## EXERCISE AIM
Output the material below in its entirety, exactly as given.

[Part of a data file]
◇ ◇ ◇ ◇ ◇

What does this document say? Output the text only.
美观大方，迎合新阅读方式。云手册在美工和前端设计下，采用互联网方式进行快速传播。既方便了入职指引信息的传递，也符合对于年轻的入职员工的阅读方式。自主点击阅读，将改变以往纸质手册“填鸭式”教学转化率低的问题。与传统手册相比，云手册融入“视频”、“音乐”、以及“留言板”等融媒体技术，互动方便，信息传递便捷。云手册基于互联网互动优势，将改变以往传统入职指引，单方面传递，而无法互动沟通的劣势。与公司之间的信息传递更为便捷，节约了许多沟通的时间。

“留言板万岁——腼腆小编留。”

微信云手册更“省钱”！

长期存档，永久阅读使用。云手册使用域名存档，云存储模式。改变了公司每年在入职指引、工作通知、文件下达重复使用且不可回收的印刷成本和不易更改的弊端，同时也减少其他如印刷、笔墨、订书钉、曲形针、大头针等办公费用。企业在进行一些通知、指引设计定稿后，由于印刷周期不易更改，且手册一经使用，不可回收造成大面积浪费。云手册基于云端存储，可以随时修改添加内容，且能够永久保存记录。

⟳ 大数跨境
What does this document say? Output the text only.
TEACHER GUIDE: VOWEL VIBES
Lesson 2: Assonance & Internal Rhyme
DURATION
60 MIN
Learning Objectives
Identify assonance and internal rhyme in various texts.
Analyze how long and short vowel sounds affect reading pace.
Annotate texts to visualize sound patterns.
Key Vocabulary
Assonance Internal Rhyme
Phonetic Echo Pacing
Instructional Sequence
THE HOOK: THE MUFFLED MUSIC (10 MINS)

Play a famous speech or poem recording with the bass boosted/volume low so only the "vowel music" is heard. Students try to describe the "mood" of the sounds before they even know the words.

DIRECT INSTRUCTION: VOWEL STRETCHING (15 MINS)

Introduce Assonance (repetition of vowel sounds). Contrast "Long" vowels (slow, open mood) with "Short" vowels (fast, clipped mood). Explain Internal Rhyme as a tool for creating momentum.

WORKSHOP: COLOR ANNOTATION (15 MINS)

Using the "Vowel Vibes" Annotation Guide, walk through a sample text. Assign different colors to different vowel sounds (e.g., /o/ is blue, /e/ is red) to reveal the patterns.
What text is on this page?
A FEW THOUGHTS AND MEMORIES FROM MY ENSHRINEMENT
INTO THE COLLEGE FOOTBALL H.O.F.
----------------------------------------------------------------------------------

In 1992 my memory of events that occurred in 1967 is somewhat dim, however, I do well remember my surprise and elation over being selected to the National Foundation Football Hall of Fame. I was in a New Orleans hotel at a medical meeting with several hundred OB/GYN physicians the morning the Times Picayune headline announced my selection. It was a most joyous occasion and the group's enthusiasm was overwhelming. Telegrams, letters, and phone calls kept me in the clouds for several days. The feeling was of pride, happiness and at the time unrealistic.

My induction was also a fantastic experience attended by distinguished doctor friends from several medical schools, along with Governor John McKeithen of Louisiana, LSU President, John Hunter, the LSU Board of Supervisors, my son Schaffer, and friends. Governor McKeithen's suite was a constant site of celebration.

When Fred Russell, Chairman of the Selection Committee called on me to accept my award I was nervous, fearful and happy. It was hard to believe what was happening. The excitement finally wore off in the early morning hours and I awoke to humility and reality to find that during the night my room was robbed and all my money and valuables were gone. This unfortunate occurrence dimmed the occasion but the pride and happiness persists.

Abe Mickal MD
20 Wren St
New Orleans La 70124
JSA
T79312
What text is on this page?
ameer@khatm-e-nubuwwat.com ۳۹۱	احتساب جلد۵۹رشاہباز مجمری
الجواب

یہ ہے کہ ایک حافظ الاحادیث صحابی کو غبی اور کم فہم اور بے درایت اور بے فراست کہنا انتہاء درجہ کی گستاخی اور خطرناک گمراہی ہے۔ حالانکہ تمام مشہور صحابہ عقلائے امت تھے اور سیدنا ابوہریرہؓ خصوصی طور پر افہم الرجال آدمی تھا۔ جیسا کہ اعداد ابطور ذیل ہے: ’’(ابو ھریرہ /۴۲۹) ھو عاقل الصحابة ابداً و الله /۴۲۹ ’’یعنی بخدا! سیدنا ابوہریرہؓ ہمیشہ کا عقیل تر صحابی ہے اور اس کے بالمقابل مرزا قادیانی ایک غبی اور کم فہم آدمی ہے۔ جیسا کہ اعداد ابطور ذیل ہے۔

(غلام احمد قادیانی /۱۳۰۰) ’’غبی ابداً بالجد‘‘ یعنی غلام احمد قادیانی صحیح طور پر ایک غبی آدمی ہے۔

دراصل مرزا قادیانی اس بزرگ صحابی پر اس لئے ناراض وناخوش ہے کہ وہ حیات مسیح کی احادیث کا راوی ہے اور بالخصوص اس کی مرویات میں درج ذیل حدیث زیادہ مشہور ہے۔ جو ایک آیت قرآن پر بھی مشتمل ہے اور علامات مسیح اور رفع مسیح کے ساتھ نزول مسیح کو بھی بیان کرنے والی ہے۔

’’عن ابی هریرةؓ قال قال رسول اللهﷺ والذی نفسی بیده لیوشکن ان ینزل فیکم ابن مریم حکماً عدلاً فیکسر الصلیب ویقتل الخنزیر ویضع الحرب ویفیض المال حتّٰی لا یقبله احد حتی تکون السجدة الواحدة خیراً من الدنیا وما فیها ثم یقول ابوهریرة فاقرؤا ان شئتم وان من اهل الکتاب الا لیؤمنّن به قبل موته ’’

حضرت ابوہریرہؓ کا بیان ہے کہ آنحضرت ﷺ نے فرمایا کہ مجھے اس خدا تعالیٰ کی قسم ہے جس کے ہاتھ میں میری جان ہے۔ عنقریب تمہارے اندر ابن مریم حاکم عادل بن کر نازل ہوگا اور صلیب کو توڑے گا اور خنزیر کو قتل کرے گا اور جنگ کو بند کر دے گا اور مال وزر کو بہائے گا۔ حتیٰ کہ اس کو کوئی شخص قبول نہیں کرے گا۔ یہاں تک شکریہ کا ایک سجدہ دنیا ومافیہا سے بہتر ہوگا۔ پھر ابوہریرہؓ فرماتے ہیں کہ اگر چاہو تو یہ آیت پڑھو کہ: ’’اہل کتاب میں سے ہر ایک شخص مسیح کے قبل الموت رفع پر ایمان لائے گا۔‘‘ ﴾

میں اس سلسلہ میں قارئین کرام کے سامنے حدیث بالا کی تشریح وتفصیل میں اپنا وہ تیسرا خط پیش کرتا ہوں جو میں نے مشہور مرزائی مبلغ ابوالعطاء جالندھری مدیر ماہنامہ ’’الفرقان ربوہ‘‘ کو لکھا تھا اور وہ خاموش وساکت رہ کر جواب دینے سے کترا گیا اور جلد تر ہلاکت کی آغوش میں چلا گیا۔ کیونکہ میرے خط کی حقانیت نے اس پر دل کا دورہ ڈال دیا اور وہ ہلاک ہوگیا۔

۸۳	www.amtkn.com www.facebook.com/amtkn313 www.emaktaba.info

◇ ◇ ◇ ◇ ◇

## TASK RESPONSE
What does this document say? Output the text only.
美观大方，迎合新阅读方式。云手册在美工和前端设计下，采用互联网方式进行快速传播。既方便了入职指引信息的传递，也符合对于年轻的入职员工的阅读方式。自主点击阅读，将改变以往纸质手册“填鸭式”教学转化率低的问题。与传统手册相比，云手册融入“视频”、“音乐”、以及“留言板”等融媒体技术，互动方便，信息传递便捷。云手册基于互联网互动优势，将改变以往传统入职指引，单方面传递，而无法互动沟通的劣势。与公司之间的信息传递更为便捷，节约了许多沟通的时间。

“留言板万岁——腼腆小编留。”

微信云手册更“省钱”！

长期存档，永久阅读使用。云手册使用域名存档，云存储模式。改变了公司每年在入职指引、工作通知、文件下达重复使用且不可回收的印刷成本和不易更改的弊端，同时也减少其他如印刷、笔墨、订书钉、曲形针、大头针等办公费用。企业在进行一些通知、指引设计定稿后，由于印刷周期不易更改，且手册一经使用，不可回收造成大面积浪费。云手册基于云端存储，可以随时修改添加内容，且能够永久保存记录。

⟳ 大数跨境
What does this document say? Output the text only.
TEACHER GUIDE: VOWEL VIBES
Lesson 2: Assonance & Internal Rhyme
DURATION
60 MIN
Learning Objectives
Identify assonance and internal rhyme in various texts.
Analyze how long and short vowel sounds affect reading pace.
Annotate texts to visualize sound patterns.
Key Vocabulary
Assonance Internal Rhyme
Phonetic Echo Pacing
Instructional Sequence
THE HOOK: THE MUFFLED MUSIC (10 MINS)

Play a famous speech or poem recording with the bass boosted/volume low so only the "vowel music" is heard. Students try to describe the "mood" of the sounds before they even know the words.

DIRECT INSTRUCTION: VOWEL STRETCHING (15 MINS)

Introduce Assonance (repetition of vowel sounds). Contrast "Long" vowels (slow, open mood) with "Short" vowels (fast, clipped mood). Explain Internal Rhyme as a tool for creating momentum.

WORKSHOP: COLOR ANNOTATION (15 MINS)

Using the "Vowel Vibes" Annotation Guide, walk through a sample text. Assign different colors to different vowel sounds (e.g., /o/ is blue, /e/ is red) to reveal the patterns.
What text is on this page?
A FEW THOUGHTS AND MEMORIES FROM MY ENSHRINEMENT
INTO THE COLLEGE FOOTBALL H.O.F.
----------------------------------------------------------------------------------

In 1992 my memory of events that occurred in 1967 is somewhat dim, however, I do well remember my surprise and elation over being selected to the National Foundation Football Hall of Fame. I was in a New Orleans hotel at a medical meeting with several hundred OB/GYN physicians the morning the Times Picayune headline announced my selection. It was a most joyous occasion and the group's enthusiasm was overwhelming. Telegrams, letters, and phone calls kept me in the clouds for several days. The feeling was of pride, happiness and at the time unrealistic.

My induction was also a fantastic experience attended by distinguished doctor friends from several medical schools, along with Governor John McKeithen of Louisiana, LSU President, John Hunter, the LSU Board of Supervisors, my son Schaffer, and friends. Governor McKeithen's suite was a constant site of celebration.

When Fred Russell, Chairman of the Selection Committee called on me to accept my award I was nervous, fearful and happy. It was hard to believe what was happening. The excitement finally wore off in the early morning hours and I awoke to humility and reality to find that during the night my room was robbed and all my money and valuables were gone. This unfortunate occurrence dimmed the occasion but the pride and happiness persists.

Abe Mickal MD
20 Wren St
New Orleans La 70124
JSA
T79312
What text is on this page?
ameer@khatm-e-nubuwwat.com ۳۹۱	احتساب جلد۵۹رشاہباز مجمری
الجواب

یہ ہے کہ ایک حافظ الاحادیث صحابی کو غبی اور کم فہم اور بے درایت اور بے فراست کہنا انتہاء درجہ کی گستاخی اور خطرناک گمراہی ہے۔ حالانکہ تمام مشہور صحابہ عقلائے امت تھے اور سیدنا ابوہریرہؓ خصوصی طور پر افہم الرجال آدمی تھا۔ جیسا کہ اعداد ابطور ذیل ہے: ’’(ابو ھریرہ /۴۲۹) ھو عاقل الصحابة ابداً و الله /۴۲۹ ’’یعنی بخدا! سیدنا ابوہریرہؓ ہمیشہ کا عقیل تر صحابی ہے اور اس کے بالمقابل مرزا قادیانی ایک غبی اور کم فہم آدمی ہے۔ جیسا کہ اعداد ابطور ذیل ہے۔

(غلام احمد قادیانی /۱۳۰۰) ’’غبی ابداً بالجد‘‘ یعنی غلام احمد قادیانی صحیح طور پر ایک غبی آدمی ہے۔

دراصل مرزا قادیانی اس بزرگ صحابی پر اس لئے ناراض وناخوش ہے کہ وہ حیات مسیح کی احادیث کا راوی ہے اور بالخصوص اس کی مرویات میں درج ذیل حدیث زیادہ مشہور ہے۔ جو ایک آیت قرآن پر بھی مشتمل ہے اور علامات مسیح اور رفع مسیح کے ساتھ نزول مسیح کو بھی بیان کرنے والی ہے۔

’’عن ابی هریرةؓ قال قال رسول اللهﷺ والذی نفسی بیده لیوشکن ان ینزل فیکم ابن مریم حکماً عدلاً فیکسر الصلیب ویقتل الخنزیر ویضع الحرب ویفیض المال حتّٰی لا یقبله احد حتی تکون السجدة الواحدة خیراً من الدنیا وما فیها ثم یقول ابوهریرة فاقرؤا ان شئتم وان من اهل الکتاب الا لیؤمنّن به قبل موته ’’

حضرت ابوہریرہؓ کا بیان ہے کہ آنحضرت ﷺ نے فرمایا کہ مجھے اس خدا تعالیٰ کی قسم ہے جس کے ہاتھ میں میری جان ہے۔ عنقریب تمہارے اندر ابن مریم حاکم عادل بن کر نازل ہوگا اور صلیب کو توڑے گا اور خنزیر کو قتل کرے گا اور جنگ کو بند کر دے گا اور مال وزر کو بہائے گا۔ حتیٰ کہ اس کو کوئی شخص قبول نہیں کرے گا۔ یہاں تک شکریہ کا ایک سجدہ دنیا ومافیہا سے بہتر ہوگا۔ پھر ابوہریرہؓ فرماتے ہیں کہ اگر چاہو تو یہ آیت پڑھو کہ: ’’اہل کتاب میں سے ہر ایک شخص مسیح کے قبل الموت رفع پر ایمان لائے گا۔‘‘ ﴾

میں اس سلسلہ میں قارئین کرام کے سامنے حدیث بالا کی تشریح وتفصیل میں اپنا وہ تیسرا خط پیش کرتا ہوں جو میں نے مشہور مرزائی مبلغ ابوالعطاء جالندھری مدیر ماہنامہ ’’الفرقان ربوہ‘‘ کو لکھا تھا اور وہ خاموش وساکت رہ کر جواب دینے سے کترا گیا اور جلد تر ہلاکت کی آغوش میں چلا گیا۔ کیونکہ میرے خط کی حقانیت نے اس پر دل کا دورہ ڈال دیا اور وہ ہلاک ہوگیا۔

۸۳	www.amtkn.com www.facebook.com/amtkn313 www.emaktaba.info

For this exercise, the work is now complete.